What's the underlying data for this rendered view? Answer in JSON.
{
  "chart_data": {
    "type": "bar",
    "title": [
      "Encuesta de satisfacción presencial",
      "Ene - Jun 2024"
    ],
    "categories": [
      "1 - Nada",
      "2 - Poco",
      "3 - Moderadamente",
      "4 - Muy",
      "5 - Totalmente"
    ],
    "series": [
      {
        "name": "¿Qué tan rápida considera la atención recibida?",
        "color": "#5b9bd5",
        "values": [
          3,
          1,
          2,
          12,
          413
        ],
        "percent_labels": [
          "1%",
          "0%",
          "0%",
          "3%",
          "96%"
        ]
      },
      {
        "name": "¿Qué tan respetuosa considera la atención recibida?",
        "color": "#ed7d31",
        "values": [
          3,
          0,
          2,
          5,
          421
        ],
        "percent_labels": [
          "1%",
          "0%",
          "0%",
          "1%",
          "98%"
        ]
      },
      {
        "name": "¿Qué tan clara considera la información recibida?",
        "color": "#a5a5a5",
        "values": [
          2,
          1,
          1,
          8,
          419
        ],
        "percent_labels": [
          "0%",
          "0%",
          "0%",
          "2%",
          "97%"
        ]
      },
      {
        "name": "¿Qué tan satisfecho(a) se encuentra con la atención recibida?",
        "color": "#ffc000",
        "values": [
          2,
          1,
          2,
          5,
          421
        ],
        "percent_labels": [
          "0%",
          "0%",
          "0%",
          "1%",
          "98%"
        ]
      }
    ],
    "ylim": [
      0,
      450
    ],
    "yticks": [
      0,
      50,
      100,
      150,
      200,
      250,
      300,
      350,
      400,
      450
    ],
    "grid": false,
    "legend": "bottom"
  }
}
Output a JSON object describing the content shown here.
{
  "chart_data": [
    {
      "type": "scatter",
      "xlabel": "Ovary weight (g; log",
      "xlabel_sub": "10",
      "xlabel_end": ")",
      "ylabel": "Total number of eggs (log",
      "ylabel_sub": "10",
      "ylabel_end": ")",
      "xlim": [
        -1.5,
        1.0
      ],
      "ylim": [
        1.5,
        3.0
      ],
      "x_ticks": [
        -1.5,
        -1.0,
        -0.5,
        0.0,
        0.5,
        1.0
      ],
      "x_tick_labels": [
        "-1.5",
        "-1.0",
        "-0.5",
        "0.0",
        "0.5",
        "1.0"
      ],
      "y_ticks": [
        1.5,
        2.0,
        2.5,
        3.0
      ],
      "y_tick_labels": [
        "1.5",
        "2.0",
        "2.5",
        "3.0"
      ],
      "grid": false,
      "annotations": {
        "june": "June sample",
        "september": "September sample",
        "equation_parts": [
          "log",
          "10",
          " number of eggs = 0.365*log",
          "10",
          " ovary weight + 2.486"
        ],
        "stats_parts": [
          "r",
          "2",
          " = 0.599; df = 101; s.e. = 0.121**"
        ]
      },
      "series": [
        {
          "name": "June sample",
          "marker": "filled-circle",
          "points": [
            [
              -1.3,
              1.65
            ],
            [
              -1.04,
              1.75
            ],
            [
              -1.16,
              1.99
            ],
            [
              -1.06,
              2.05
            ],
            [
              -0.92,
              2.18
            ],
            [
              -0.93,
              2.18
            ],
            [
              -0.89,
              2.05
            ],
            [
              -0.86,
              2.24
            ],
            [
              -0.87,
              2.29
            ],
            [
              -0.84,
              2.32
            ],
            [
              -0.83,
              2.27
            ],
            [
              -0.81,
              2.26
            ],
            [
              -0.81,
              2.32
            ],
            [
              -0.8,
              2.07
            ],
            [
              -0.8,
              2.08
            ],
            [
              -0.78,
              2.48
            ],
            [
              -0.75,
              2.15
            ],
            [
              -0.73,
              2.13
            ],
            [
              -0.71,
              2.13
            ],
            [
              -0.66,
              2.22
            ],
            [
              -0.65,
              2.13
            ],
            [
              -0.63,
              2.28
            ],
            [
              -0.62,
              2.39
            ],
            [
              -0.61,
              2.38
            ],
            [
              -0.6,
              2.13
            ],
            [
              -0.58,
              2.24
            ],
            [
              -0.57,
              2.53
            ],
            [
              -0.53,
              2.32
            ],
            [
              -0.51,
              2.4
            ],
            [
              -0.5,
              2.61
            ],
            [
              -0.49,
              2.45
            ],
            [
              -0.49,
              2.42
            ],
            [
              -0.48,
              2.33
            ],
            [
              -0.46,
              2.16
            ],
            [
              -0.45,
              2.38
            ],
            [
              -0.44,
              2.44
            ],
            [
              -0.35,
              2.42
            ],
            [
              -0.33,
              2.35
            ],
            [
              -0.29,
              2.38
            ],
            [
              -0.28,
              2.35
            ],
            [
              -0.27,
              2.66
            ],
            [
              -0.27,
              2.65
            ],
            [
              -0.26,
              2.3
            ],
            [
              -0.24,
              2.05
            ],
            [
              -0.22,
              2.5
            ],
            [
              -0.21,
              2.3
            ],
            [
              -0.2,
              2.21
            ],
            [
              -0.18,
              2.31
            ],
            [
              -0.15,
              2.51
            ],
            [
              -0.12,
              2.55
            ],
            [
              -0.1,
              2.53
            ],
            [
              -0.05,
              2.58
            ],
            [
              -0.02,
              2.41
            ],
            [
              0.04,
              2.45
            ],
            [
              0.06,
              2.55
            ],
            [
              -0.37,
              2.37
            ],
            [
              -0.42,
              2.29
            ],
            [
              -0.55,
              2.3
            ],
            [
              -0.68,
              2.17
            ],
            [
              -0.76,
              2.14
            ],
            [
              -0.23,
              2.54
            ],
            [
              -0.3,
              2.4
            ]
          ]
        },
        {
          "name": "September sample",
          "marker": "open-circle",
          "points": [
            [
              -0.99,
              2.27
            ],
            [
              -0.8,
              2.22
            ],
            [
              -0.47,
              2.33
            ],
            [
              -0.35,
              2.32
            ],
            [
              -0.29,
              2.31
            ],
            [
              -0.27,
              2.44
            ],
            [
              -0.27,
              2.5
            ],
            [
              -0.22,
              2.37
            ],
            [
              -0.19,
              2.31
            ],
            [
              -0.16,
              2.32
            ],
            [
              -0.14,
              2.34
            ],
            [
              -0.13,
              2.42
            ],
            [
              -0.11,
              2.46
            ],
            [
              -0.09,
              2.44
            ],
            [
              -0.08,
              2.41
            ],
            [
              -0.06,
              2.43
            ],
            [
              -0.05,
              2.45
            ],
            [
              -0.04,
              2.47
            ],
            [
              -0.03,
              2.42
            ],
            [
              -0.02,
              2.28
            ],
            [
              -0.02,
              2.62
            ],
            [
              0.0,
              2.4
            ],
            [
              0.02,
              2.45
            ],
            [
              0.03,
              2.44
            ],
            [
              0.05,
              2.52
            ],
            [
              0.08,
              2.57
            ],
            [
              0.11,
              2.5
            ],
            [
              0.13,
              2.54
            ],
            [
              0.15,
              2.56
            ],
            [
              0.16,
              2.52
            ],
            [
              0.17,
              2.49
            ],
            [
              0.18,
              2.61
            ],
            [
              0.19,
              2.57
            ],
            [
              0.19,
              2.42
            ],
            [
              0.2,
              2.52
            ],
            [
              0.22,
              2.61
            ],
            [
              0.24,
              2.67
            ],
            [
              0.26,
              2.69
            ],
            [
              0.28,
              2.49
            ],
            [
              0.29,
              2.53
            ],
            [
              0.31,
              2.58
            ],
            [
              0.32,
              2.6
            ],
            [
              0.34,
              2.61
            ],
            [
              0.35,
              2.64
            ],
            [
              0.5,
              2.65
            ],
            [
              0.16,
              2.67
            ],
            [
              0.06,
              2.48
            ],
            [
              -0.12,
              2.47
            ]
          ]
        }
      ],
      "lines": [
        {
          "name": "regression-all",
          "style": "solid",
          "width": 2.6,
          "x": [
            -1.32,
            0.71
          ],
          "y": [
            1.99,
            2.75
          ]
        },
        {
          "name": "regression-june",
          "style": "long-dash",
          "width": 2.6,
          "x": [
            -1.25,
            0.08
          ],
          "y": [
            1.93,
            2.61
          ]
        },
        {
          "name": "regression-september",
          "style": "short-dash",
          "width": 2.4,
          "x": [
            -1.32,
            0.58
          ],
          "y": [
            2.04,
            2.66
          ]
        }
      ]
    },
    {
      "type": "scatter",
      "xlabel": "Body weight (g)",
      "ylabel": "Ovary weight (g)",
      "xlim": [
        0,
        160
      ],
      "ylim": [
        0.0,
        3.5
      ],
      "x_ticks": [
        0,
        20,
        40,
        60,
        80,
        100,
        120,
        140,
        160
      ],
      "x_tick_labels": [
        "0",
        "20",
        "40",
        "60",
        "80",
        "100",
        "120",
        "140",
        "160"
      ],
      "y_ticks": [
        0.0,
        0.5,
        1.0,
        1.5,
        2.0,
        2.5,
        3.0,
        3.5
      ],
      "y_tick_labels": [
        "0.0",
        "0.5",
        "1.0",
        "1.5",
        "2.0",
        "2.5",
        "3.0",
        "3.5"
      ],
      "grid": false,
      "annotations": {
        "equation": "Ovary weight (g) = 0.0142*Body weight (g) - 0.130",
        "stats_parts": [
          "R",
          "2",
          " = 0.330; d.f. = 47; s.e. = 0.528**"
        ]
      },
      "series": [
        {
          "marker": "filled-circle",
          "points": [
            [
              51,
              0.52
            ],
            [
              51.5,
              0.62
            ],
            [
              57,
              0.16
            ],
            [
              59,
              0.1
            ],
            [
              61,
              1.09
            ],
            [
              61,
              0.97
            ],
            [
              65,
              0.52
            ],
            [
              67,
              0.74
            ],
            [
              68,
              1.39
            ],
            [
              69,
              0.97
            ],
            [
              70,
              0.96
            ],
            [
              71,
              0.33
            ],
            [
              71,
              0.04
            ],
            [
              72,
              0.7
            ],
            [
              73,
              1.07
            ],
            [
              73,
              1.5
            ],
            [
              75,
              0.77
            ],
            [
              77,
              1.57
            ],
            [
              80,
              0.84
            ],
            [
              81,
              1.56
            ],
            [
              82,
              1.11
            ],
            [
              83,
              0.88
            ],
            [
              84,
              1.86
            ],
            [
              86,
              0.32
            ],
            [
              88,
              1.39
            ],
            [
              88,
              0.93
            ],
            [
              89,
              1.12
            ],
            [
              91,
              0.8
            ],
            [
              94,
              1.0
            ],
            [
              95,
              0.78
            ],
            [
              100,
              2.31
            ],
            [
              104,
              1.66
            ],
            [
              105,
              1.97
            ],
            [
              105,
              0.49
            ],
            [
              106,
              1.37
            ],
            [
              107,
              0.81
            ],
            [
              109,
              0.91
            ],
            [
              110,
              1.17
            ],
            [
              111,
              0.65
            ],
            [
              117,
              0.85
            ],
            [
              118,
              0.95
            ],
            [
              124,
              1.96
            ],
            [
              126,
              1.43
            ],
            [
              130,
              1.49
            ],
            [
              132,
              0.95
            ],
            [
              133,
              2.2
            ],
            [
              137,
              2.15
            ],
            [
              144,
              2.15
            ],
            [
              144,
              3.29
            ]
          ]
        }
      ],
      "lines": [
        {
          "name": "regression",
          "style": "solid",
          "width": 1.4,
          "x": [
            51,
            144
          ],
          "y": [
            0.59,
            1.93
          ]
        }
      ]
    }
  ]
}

**What you will do**: Return each line where "considera" shows up.

**Written answer**:
        "name": "¿Qué tan rápida considera la atención recibida?",
        "name": "¿Qué tan respetuosa considera la atención recibida?",
        "name": "¿Qué tan clara considera la información recibida?",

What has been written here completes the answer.